■ STATED GOAL
Lines containing "with" are to be counted. Give the number and nothing more.

■ GIVEN DATA

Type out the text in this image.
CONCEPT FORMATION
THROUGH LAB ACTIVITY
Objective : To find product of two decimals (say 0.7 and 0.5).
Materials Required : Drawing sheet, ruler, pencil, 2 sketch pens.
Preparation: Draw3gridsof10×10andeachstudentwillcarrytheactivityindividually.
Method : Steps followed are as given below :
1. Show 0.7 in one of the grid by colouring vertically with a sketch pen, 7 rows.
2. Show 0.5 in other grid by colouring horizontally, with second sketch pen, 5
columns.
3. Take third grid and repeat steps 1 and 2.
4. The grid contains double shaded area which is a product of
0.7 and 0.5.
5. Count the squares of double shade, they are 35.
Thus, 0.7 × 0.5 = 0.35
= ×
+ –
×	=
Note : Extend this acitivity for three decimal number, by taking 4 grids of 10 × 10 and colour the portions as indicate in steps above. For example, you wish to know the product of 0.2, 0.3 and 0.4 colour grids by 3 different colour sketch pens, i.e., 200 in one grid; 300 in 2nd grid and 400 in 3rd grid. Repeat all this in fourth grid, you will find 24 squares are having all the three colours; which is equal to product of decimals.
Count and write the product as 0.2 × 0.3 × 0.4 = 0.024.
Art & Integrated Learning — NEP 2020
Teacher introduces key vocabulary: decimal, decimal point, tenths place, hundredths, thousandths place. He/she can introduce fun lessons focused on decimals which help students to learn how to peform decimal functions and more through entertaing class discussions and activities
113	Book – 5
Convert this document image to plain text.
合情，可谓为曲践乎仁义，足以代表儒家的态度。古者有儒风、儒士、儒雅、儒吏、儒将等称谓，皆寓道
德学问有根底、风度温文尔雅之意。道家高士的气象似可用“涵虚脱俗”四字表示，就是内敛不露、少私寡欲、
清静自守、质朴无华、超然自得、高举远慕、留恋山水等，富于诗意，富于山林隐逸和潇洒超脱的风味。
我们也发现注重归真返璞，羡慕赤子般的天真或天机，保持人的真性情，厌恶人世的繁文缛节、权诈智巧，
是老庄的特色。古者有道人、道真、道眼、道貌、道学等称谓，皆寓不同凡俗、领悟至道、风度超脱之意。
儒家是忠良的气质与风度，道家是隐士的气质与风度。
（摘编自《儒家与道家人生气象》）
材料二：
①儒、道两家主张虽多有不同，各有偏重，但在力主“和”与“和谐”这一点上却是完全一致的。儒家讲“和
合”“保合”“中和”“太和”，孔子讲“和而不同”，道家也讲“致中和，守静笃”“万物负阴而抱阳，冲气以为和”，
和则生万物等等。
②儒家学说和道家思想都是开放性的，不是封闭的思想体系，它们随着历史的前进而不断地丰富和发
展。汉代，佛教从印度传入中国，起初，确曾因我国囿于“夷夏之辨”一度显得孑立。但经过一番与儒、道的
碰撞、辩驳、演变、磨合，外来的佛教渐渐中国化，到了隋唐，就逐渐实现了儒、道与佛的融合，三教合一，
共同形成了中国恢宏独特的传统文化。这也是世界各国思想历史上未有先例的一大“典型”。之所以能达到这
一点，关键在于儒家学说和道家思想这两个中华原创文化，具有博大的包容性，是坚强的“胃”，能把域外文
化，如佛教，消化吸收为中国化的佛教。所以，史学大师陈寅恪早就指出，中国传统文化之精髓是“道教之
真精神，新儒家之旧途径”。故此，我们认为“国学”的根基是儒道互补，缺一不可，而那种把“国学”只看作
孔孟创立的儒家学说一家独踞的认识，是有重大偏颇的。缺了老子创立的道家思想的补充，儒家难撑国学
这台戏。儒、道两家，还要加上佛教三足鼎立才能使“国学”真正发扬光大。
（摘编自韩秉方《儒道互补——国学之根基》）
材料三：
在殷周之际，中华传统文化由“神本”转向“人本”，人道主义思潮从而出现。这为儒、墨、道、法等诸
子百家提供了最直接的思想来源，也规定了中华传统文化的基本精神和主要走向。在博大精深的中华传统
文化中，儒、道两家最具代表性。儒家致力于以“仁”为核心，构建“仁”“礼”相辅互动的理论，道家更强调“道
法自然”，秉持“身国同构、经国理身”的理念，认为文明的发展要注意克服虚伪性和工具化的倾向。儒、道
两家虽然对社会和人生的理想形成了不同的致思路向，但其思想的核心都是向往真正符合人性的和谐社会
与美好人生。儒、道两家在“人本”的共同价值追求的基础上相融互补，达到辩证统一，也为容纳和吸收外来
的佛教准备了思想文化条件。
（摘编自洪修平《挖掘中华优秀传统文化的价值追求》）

■ ANSWER FOR THIS EXERCISE
2